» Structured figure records
■ ■ ■ ■ ■ ■ ■
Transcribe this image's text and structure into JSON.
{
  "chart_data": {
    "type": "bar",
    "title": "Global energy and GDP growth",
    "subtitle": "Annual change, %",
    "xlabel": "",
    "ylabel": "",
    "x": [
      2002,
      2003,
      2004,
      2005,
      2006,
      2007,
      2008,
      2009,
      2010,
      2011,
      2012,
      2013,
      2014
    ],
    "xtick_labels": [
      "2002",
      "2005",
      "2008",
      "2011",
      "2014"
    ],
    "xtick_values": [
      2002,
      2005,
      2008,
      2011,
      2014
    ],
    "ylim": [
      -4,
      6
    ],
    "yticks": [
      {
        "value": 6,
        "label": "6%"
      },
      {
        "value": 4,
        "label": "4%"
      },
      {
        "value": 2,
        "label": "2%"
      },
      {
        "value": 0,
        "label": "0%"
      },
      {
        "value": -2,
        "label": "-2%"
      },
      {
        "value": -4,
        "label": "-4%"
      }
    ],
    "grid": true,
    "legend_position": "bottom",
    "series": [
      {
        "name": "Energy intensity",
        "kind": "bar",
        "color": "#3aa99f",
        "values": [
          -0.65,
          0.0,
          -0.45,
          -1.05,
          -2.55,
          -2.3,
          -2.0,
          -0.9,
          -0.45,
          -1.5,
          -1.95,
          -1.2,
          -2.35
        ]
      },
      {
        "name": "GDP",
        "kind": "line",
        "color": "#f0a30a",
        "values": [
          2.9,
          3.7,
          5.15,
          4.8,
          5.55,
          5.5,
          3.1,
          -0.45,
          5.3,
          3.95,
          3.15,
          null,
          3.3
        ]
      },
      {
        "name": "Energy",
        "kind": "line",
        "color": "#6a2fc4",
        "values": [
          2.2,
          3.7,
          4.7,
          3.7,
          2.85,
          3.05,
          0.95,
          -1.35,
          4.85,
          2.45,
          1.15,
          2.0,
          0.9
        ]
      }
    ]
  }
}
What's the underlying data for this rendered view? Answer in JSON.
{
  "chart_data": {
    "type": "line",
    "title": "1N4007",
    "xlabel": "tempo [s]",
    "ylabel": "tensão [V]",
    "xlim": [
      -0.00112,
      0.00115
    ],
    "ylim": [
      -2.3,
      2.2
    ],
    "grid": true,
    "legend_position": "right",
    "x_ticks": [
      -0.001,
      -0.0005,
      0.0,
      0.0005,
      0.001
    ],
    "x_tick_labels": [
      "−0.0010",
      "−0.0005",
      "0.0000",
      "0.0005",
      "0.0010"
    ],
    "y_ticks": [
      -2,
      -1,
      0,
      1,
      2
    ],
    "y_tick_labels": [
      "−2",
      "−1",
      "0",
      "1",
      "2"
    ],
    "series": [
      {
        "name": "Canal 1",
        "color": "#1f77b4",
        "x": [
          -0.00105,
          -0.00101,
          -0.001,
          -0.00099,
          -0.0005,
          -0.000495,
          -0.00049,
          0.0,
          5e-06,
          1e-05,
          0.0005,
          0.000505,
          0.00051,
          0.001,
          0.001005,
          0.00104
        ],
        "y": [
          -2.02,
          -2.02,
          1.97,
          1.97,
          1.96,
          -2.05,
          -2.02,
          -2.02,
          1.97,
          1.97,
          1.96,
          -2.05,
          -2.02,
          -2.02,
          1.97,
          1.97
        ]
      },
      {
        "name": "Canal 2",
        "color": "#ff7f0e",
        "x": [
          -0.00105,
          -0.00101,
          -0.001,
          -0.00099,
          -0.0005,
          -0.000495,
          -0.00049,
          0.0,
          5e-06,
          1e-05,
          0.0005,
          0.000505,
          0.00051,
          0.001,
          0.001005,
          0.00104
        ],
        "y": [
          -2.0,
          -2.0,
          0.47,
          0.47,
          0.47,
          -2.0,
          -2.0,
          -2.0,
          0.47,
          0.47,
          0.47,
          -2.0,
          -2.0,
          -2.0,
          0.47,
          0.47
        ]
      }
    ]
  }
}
■ ■ ■ ■ ■ ■ ■
» Problem description
Identify the lines in the records above that contain the word "JSON", then state how many there are and nothing more.

» Full response
2